◆ Problem to work on ◆
The records should be written out in full, with nothing altered.

◆ Recorded information ◆
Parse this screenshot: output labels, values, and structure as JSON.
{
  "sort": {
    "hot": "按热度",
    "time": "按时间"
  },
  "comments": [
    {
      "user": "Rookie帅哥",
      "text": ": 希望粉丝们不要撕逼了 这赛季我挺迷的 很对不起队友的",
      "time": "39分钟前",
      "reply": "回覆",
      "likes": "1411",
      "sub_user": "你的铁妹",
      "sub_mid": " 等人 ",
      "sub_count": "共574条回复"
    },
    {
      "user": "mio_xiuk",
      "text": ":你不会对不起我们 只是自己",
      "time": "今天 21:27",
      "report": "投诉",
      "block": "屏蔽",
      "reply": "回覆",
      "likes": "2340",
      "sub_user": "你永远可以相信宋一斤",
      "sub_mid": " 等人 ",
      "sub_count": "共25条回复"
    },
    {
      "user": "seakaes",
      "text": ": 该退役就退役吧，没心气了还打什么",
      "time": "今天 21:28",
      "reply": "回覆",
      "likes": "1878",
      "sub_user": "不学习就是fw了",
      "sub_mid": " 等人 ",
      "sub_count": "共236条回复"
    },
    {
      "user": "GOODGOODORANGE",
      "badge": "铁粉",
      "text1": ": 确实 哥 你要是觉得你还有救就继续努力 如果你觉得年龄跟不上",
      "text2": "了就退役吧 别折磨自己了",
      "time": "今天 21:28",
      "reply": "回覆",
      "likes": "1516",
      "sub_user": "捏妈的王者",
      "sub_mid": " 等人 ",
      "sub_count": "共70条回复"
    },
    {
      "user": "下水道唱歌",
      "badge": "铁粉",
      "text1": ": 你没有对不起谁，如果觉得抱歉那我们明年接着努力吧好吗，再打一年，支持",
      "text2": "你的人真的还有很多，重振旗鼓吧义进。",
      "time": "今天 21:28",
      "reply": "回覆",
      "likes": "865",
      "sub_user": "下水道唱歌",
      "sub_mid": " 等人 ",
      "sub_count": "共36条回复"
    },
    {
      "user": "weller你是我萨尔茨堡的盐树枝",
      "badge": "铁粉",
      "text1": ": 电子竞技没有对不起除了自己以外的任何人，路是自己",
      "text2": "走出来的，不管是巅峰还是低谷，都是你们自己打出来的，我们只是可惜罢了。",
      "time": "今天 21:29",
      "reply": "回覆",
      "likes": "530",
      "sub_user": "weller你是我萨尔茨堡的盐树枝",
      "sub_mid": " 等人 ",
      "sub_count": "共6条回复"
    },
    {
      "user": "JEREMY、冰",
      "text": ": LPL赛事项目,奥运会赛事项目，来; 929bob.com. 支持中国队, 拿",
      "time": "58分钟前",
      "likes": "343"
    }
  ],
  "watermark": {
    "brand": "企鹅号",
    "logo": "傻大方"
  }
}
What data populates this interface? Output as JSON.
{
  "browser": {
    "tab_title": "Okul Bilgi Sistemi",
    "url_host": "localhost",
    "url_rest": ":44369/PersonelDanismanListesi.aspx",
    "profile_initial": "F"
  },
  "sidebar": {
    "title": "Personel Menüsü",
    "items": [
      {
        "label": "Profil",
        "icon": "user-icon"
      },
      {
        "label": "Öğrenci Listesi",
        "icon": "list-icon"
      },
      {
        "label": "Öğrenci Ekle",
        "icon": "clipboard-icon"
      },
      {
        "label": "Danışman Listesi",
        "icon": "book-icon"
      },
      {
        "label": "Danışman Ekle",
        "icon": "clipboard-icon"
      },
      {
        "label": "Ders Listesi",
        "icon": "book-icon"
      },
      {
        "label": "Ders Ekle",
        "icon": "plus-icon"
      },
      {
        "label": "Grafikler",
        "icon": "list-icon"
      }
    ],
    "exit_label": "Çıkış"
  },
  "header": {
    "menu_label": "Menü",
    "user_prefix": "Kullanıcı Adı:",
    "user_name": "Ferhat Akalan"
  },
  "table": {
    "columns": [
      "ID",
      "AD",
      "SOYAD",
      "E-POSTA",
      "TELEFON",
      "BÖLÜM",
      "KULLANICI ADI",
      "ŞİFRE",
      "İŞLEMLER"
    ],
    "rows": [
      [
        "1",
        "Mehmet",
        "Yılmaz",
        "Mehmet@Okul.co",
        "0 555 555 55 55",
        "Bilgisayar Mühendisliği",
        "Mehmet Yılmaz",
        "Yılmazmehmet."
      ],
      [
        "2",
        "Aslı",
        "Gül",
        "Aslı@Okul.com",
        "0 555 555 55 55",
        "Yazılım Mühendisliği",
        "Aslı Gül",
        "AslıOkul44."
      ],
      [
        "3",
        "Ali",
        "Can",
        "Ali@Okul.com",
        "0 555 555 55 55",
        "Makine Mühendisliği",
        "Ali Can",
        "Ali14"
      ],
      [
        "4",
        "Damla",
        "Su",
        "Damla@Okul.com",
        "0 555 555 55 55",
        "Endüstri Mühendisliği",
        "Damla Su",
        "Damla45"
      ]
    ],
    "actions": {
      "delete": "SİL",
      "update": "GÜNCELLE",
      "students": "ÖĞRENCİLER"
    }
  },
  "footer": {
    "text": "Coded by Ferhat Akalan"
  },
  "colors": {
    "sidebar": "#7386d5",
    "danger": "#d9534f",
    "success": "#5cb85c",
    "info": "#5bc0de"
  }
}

◆ Full response ◆
Parse this screenshot: output labels, values, and structure as JSON.
{
  "sort": {
    "hot": "按热度",
    "time": "按时间"
  },
  "comments": [
    {
      "user": "Rookie帅哥",
      "text": ": 希望粉丝们不要撕逼了 这赛季我挺迷的 很对不起队友的",
      "time": "39分钟前",
      "reply": "回覆",
      "likes": "1411",
      "sub_user": "你的铁妹",
      "sub_mid": " 等人 ",
      "sub_count": "共574条回复"
    },
    {
      "user": "mio_xiuk",
      "text": ":你不会对不起我们 只是自己",
      "time": "今天 21:27",
      "report": "投诉",
      "block": "屏蔽",
      "reply": "回覆",
      "likes": "2340",
      "sub_user": "你永远可以相信宋一斤",
      "sub_mid": " 等人 ",
      "sub_count": "共25条回复"
    },
    {
      "user": "seakaes",
      "text": ": 该退役就退役吧，没心气了还打什么",
      "time": "今天 21:28",
      "reply": "回覆",
      "likes": "1878",
      "sub_user": "不学习就是fw了",
      "sub_mid": " 等人 ",
      "sub_count": "共236条回复"
    },
    {
      "user": "GOODGOODORANGE",
      "badge": "铁粉",
      "text1": ": 确实 哥 你要是觉得你还有救就继续努力 如果你觉得年龄跟不上",
      "text2": "了就退役吧 别折磨自己了",
      "time": "今天 21:28",
      "reply": "回覆",
      "likes": "1516",
      "sub_user": "捏妈的王者",
      "sub_mid": " 等人 ",
      "sub_count": "共70条回复"
    },
    {
      "user": "下水道唱歌",
      "badge": "铁粉",
      "text1": ": 你没有对不起谁，如果觉得抱歉那我们明年接着努力吧好吗，再打一年，支持",
      "text2": "你的人真的还有很多，重振旗鼓吧义进。",
      "time": "今天 21:28",
      "reply": "回覆",
      "likes": "865",
      "sub_user": "下水道唱歌",
      "sub_mid": " 等人 ",
      "sub_count": "共36条回复"
    },
    {
      "user": "weller你是我萨尔茨堡的盐树枝",
      "badge": "铁粉",
      "text1": ": 电子竞技没有对不起除了自己以外的任何人，路是自己",
      "text2": "走出来的，不管是巅峰还是低谷，都是你们自己打出来的，我们只是可惜罢了。",
      "time": "今天 21:29",
      "reply": "回覆",
      "likes": "530",
      "sub_user": "weller你是我萨尔茨堡的盐树枝",
      "sub_mid": " 等人 ",
      "sub_count": "共6条回复"
    },
    {
      "user": "JEREMY、冰",
      "text": ": LPL赛事项目,奥运会赛事项目，来; 929bob.com. 支持中国队, 拿",
      "time": "58分钟前",
      "likes": "343"
    }
  ],
  "watermark": {
    "brand": "企鹅号",
    "logo": "傻大方"
  }
}
What data populates this interface? Output as JSON.
{
  "browser": {
    "tab_title": "Okul Bilgi Sistemi",
    "url_host": "localhost",
    "url_rest": ":44369/PersonelDanismanListesi.aspx",
    "profile_initial": "F"
  },
  "sidebar": {
    "title": "Personel Menüsü",
    "items": [
      {
        "label": "Profil",
        "icon": "user-icon"
      },
      {
        "label": "Öğrenci Listesi",
        "icon": "list-icon"
      },
      {
        "label": "Öğrenci Ekle",
        "icon": "clipboard-icon"
      },
      {
        "label": "Danışman Listesi",
        "icon": "book-icon"
      },
      {
        "label": "Danışman Ekle",
        "icon": "clipboard-icon"
      },
      {
        "label": "Ders Listesi",
        "icon": "book-icon"
      },
      {
        "label": "Ders Ekle",
        "icon": "plus-icon"
      },
      {
        "label": "Grafikler",
        "icon": "list-icon"
      }
    ],
    "exit_label": "Çıkış"
  },
  "header": {
    "menu_label": "Menü",
    "user_prefix": "Kullanıcı Adı:",
    "user_name": "Ferhat Akalan"
  },
  "table": {
    "columns": [
      "ID",
      "AD",
      "SOYAD",
      "E-POSTA",
      "TELEFON",
      "BÖLÜM",
      "KULLANICI ADI",
      "ŞİFRE",
      "İŞLEMLER"
    ],
    "rows": [
      [
        "1",
        "Mehmet",
        "Yılmaz",
        "Mehmet@Okul.co",
        "0 555 555 55 55",
        "Bilgisayar Mühendisliği",
        "Mehmet Yılmaz",
        "Yılmazmehmet."
      ],
      [
        "2",
        "Aslı",
        "Gül",
        "Aslı@Okul.com",
        "0 555 555 55 55",
        "Yazılım Mühendisliği",
        "Aslı Gül",
        "AslıOkul44."
      ],
      [
        "3",
        "Ali",
        "Can",
        "Ali@Okul.com",
        "0 555 555 55 55",
        "Makine Mühendisliği",
        "Ali Can",
        "Ali14"
      ],
      [
        "4",
        "Damla",
        "Su",
        "Damla@Okul.com",
        "0 555 555 55 55",
        "Endüstri Mühendisliği",
        "Damla Su",
        "Damla45"
      ]
    ],
    "actions": {
      "delete": "SİL",
      "update": "GÜNCELLE",
      "students": "ÖĞRENCİLER"
    }
  },
  "footer": {
    "text": "Coded by Ferhat Akalan"
  },
  "colors": {
    "sidebar": "#7386d5",
    "danger": "#d9534f",
    "success": "#5cb85c",
    "info": "#5bc0de"
  }
}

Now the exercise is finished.